>> START

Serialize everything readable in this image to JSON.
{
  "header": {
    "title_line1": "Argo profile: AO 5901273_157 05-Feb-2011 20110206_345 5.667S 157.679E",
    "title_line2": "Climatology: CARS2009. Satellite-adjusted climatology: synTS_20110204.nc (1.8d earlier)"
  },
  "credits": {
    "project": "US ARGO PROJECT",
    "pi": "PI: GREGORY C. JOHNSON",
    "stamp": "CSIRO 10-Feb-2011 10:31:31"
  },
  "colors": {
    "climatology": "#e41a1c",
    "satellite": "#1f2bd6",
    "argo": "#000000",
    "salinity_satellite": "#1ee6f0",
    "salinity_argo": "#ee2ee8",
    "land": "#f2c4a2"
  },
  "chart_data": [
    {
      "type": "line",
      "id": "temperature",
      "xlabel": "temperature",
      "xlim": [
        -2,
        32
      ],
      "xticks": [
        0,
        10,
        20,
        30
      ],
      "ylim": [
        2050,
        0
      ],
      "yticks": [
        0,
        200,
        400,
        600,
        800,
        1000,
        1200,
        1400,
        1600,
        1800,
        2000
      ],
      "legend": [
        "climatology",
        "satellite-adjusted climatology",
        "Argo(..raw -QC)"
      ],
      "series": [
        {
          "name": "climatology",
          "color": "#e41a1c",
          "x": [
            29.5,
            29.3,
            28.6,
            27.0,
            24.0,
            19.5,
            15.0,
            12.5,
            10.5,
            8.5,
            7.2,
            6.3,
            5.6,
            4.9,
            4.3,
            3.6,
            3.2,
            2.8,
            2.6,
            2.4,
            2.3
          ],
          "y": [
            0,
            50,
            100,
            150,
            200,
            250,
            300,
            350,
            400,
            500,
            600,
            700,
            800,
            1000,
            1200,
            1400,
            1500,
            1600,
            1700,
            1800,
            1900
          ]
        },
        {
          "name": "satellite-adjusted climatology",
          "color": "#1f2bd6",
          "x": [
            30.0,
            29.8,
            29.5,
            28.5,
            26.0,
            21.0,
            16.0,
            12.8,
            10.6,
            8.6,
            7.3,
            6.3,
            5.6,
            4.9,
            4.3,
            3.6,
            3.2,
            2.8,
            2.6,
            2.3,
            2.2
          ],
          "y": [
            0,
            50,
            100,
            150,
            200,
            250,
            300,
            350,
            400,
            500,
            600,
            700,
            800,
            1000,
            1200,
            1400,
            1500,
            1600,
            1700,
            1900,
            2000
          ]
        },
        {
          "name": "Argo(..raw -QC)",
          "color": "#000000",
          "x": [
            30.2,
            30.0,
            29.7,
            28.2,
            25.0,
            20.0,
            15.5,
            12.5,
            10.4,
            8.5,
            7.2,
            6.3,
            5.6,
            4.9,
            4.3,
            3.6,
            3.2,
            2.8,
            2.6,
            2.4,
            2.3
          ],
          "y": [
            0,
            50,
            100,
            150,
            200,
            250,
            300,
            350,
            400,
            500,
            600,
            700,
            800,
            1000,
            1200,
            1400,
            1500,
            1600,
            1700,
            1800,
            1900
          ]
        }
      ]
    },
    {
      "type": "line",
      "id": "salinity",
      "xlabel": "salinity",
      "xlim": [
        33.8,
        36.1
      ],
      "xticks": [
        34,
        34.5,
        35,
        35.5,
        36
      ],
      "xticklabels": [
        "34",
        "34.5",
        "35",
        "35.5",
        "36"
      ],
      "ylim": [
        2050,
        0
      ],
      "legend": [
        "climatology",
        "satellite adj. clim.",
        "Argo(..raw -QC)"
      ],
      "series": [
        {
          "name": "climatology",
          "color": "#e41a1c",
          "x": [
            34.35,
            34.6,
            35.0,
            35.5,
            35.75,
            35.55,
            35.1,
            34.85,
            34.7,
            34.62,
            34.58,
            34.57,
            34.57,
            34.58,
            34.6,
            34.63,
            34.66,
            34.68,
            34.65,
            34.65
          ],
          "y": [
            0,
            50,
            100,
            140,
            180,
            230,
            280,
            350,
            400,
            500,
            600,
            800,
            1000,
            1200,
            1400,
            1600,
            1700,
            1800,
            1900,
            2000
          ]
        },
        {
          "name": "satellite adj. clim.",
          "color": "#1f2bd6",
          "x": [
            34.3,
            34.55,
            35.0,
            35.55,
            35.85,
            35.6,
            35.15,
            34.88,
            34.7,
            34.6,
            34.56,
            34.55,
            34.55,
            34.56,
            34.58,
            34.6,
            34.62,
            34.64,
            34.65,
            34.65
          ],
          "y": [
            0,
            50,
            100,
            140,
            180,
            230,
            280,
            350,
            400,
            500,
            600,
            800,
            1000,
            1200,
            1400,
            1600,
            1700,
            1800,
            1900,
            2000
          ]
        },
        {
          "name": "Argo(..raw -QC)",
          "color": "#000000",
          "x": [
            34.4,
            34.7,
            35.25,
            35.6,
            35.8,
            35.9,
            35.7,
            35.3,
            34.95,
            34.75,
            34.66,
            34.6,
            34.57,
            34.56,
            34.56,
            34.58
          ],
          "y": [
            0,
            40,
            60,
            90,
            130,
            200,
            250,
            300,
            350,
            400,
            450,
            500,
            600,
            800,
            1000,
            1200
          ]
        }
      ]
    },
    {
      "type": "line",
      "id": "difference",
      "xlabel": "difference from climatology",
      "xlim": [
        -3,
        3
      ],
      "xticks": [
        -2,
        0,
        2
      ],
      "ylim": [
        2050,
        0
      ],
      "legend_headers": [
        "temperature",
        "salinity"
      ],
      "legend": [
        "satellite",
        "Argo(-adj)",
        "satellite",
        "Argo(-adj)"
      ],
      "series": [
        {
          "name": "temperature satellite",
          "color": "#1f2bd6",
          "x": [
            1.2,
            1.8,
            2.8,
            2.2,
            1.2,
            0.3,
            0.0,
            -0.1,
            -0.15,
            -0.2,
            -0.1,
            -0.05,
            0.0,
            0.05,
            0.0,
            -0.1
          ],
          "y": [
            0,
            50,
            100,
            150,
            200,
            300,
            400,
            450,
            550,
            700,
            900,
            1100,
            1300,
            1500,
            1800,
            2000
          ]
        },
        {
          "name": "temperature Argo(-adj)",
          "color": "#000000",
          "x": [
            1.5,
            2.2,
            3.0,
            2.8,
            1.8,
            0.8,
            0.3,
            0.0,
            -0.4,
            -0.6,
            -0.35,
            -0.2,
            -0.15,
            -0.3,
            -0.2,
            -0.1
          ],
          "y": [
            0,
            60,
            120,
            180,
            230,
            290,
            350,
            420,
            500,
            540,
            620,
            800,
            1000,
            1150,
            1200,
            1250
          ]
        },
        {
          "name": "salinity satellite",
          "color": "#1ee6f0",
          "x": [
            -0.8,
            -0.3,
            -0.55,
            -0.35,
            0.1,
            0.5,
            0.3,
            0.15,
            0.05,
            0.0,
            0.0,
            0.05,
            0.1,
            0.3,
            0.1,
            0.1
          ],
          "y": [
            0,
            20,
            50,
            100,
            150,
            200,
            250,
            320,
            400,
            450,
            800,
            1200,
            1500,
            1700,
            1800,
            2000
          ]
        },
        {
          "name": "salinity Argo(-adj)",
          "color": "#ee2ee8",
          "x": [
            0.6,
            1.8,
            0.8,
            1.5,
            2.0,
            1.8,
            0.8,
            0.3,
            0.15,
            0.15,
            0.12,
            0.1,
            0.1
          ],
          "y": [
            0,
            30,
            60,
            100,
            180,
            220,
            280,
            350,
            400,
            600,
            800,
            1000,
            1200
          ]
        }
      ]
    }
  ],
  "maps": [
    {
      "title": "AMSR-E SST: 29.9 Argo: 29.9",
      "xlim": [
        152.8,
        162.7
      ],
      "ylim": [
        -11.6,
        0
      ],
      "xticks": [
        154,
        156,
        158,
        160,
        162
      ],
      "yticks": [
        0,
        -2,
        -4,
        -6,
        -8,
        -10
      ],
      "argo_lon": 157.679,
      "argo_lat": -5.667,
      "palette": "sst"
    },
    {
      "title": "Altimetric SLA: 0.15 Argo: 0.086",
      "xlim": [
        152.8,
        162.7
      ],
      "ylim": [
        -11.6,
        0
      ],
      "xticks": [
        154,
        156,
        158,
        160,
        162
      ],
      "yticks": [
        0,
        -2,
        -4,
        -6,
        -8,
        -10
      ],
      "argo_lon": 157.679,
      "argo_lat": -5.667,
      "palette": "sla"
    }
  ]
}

>> END

Written instruction:
Working from the entries above, return all lines that contain "xlabel".

Right answer:
      "xlabel": "temperature",
      "xlabel": "salinity",
      "xlabel": "difference from climatology",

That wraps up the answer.